**Entries supplied**.
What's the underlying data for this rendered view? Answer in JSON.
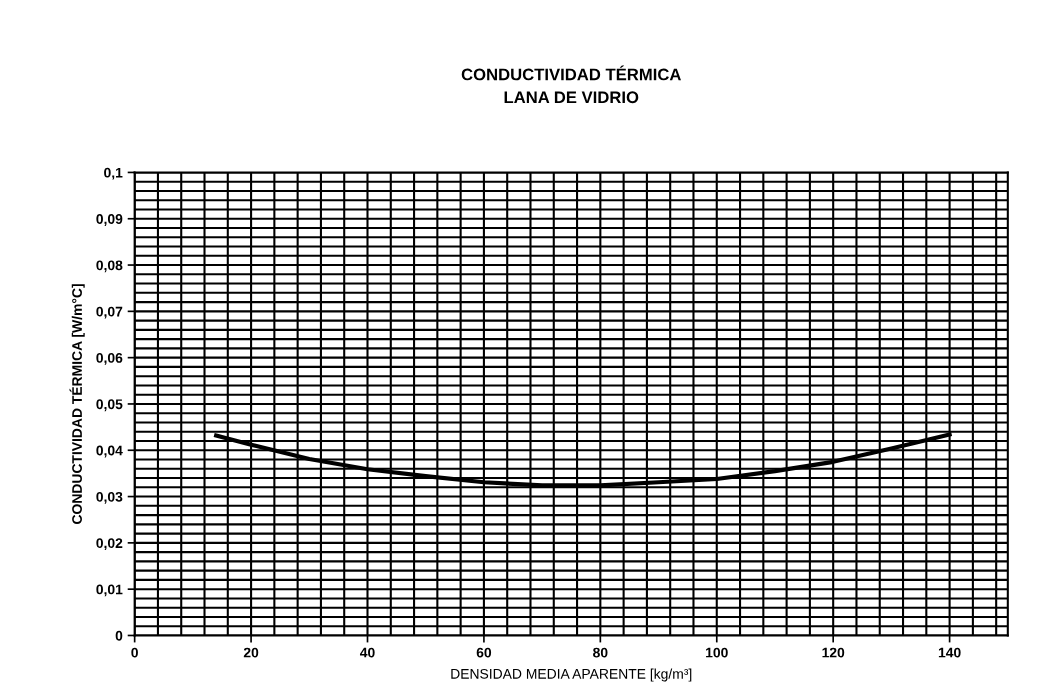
{
  "chart_data": {
    "type": "line",
    "title": "CONDUCTIVIDAD TÉRMICA\nLANA DE VIDRIO",
    "xlabel": "DENSIDAD MEDIA APARENTE [kg/m³]",
    "ylabel": "CONDUCTIVIDAD TÉRMICA [W/m°C]",
    "xlim": [
      0,
      150
    ],
    "xticks": [
      0,
      20,
      40,
      60,
      80,
      100,
      120,
      140
    ],
    "ylim": [
      0,
      0.1
    ],
    "yticks": [
      {
        "value": 0,
        "label": "0"
      },
      {
        "value": 0.01,
        "label": "0,01"
      },
      {
        "value": 0.02,
        "label": "0,02"
      },
      {
        "value": 0.03,
        "label": "0,03"
      },
      {
        "value": 0.04,
        "label": "0,04"
      },
      {
        "value": 0.05,
        "label": "0,05"
      },
      {
        "value": 0.06,
        "label": "0,06"
      },
      {
        "value": 0.07,
        "label": "0,07"
      },
      {
        "value": 0.08,
        "label": "0,08"
      },
      {
        "value": 0.09,
        "label": "0,09"
      },
      {
        "value": 0.1,
        "label": "0,1"
      }
    ],
    "grid": true,
    "marker": "none",
    "line_style": "solid",
    "series": [
      {
        "color": "#000000",
        "x": [
          14,
          20,
          30,
          40,
          50,
          60,
          70,
          80,
          90,
          100,
          110,
          120,
          130,
          140
        ],
        "values": [
          0.0432,
          0.0412,
          0.0381,
          0.0359,
          0.0344,
          0.0331,
          0.0324,
          0.0324,
          0.0331,
          0.0338,
          0.0355,
          0.0375,
          0.0404,
          0.0434
        ]
      }
    ]
  }
}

**Aim of the exercise**.
Output a faithful copy of the data, with each picture left out.

**Output of the exercise**.
What's the underlying data for this rendered view? Answer in JSON.
{
  "chart_data": {
    "type": "line",
    "title": "CONDUCTIVIDAD TÉRMICA\nLANA DE VIDRIO",
    "xlabel": "DENSIDAD MEDIA APARENTE [kg/m³]",
    "ylabel": "CONDUCTIVIDAD TÉRMICA [W/m°C]",
    "xlim": [
      0,
      150
    ],
    "xticks": [
      0,
      20,
      40,
      60,
      80,
      100,
      120,
      140
    ],
    "ylim": [
      0,
      0.1
    ],
    "yticks": [
      {
        "value": 0,
        "label": "0"
      },
      {
        "value": 0.01,
        "label": "0,01"
      },
      {
        "value": 0.02,
        "label": "0,02"
      },
      {
        "value": 0.03,
        "label": "0,03"
      },
      {
        "value": 0.04,
        "label": "0,04"
      },
      {
        "value": 0.05,
        "label": "0,05"
      },
      {
        "value": 0.06,
        "label": "0,06"
      },
      {
        "value": 0.07,
        "label": "0,07"
      },
      {
        "value": 0.08,
        "label": "0,08"
      },
      {
        "value": 0.09,
        "label": "0,09"
      },
      {
        "value": 0.1,
        "label": "0,1"
      }
    ],
    "grid": true,
    "marker": "none",
    "line_style": "solid",
    "series": [
      {
        "color": "#000000",
        "x": [
          14,
          20,
          30,
          40,
          50,
          60,
          70,
          80,
          90,
          100,
          110,
          120,
          130,
          140
        ],
        "values": [
          0.0432,
          0.0412,
          0.0381,
          0.0359,
          0.0344,
          0.0331,
          0.0324,
          0.0324,
          0.0331,
          0.0338,
          0.0355,
          0.0375,
          0.0404,
          0.0434
        ]
      }
    ]
  }
}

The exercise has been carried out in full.